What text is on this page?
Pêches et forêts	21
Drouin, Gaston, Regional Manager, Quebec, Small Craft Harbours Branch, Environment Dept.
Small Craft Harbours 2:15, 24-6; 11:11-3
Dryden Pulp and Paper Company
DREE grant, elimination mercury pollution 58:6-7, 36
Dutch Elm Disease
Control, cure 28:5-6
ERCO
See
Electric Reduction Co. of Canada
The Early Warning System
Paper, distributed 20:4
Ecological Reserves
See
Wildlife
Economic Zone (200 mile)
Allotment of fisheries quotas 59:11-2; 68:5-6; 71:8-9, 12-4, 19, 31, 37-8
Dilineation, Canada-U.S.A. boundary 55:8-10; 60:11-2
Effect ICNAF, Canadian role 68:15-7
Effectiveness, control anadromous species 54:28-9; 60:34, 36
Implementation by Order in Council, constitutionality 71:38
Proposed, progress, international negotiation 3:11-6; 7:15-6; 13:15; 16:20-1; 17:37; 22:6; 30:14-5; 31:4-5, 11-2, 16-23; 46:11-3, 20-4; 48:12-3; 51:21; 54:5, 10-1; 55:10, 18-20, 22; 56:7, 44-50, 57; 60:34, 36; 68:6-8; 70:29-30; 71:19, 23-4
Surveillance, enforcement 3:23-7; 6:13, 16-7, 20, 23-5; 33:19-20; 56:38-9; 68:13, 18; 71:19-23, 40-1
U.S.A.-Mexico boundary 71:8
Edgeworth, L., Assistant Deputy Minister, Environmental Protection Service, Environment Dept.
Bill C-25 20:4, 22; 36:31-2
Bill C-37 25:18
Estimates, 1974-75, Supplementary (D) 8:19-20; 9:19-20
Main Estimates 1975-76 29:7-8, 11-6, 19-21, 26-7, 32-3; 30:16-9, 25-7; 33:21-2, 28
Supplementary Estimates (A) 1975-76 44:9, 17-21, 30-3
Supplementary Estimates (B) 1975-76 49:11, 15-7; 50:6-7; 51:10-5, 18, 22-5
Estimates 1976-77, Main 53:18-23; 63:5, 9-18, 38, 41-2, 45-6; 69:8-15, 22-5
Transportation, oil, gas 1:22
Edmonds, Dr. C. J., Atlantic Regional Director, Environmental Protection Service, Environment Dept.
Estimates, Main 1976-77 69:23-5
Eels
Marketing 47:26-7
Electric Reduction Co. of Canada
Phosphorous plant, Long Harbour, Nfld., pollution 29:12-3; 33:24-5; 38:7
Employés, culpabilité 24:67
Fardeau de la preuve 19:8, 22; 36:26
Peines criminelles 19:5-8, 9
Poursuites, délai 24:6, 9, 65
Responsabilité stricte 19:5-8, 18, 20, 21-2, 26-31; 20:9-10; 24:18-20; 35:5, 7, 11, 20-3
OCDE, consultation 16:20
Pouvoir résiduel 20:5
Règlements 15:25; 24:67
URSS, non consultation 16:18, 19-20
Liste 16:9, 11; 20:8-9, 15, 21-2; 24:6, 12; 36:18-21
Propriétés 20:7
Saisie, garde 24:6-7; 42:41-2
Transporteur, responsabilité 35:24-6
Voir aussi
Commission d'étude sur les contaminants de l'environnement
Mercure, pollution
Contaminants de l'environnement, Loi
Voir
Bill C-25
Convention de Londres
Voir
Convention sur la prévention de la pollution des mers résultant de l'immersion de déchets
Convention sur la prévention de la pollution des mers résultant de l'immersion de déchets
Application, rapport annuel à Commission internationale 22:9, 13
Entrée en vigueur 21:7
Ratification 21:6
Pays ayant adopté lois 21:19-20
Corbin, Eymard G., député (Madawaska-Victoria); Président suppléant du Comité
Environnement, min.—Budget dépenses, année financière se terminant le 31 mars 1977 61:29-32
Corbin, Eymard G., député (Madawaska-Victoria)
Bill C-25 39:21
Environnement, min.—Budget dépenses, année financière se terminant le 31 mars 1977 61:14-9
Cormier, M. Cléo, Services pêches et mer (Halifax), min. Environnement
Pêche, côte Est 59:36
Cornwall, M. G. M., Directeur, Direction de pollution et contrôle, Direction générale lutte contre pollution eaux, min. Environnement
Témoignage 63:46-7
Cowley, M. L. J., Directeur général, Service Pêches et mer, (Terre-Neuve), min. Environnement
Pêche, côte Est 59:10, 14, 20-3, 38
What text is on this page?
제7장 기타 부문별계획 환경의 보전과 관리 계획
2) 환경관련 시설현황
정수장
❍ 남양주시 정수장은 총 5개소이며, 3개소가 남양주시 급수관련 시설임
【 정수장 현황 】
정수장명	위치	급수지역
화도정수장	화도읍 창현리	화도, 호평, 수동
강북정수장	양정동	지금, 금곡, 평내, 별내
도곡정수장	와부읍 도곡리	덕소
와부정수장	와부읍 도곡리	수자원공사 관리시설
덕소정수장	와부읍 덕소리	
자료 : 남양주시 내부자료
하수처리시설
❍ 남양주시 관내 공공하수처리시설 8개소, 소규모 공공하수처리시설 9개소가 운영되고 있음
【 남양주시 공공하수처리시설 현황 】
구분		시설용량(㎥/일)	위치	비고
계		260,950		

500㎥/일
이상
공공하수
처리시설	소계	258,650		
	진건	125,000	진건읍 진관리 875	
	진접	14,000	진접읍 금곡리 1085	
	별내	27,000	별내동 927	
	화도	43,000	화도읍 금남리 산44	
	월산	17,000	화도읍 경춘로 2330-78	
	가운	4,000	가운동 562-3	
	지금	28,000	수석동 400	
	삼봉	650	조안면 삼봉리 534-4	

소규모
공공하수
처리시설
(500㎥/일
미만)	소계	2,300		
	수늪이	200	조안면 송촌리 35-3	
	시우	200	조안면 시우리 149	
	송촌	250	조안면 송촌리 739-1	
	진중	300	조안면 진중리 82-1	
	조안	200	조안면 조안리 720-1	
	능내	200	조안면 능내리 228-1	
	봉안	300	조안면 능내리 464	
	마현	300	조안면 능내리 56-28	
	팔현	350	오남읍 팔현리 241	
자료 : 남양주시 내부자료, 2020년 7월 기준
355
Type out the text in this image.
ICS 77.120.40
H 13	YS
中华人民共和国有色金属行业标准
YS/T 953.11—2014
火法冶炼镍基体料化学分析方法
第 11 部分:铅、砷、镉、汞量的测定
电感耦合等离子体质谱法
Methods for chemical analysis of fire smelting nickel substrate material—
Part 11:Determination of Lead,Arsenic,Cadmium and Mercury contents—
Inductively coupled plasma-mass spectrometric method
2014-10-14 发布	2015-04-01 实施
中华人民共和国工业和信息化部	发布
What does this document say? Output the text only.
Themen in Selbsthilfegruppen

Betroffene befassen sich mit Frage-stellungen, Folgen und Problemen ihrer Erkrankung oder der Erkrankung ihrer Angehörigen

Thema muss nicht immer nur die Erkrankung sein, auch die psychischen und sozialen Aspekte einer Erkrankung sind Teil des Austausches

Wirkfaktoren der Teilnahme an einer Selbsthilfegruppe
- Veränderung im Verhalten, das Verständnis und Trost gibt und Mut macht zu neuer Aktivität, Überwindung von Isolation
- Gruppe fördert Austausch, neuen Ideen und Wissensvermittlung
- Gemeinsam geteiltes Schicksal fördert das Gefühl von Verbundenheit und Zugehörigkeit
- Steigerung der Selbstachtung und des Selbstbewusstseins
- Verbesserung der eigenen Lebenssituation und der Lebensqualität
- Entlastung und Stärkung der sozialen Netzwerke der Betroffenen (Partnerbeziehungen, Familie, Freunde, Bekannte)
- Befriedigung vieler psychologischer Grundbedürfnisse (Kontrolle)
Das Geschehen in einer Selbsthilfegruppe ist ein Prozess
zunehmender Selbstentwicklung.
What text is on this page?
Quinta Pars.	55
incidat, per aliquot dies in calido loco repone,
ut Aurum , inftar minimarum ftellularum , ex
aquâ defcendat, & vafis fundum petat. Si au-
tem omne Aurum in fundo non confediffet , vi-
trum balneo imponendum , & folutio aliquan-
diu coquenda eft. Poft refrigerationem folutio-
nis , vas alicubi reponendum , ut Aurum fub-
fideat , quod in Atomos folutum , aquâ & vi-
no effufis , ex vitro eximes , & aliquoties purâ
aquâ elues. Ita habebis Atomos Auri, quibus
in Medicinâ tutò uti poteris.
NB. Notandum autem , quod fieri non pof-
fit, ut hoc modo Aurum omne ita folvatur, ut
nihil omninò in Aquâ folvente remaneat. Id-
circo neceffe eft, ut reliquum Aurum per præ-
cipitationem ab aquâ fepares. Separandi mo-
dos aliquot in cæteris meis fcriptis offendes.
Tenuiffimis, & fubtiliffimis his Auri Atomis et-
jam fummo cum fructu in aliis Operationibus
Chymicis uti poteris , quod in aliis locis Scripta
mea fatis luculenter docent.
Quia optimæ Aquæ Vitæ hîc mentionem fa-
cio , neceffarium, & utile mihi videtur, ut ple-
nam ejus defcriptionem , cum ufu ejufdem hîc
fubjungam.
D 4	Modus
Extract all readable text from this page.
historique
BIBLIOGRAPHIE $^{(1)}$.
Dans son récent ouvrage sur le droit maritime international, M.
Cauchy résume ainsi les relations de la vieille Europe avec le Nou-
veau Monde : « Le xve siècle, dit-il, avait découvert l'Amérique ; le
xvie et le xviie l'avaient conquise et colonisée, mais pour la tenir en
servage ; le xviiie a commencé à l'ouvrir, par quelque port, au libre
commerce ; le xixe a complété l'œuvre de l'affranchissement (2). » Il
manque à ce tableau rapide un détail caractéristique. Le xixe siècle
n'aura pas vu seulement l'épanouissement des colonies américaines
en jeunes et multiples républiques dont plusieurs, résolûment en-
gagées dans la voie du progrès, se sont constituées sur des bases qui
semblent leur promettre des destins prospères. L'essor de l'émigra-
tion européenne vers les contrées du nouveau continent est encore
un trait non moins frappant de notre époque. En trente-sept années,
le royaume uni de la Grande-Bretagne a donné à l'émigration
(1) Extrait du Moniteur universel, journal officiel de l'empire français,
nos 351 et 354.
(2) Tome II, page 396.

§ TASK BRIEF
Copy each line that contains the word "boundary".

§ ANSWER TO THIS PROBLEM
Dilineation, Canada-U.S.A. boundary 55:8-10; 60:11-2
U.S.A.-Mexico boundary 71:8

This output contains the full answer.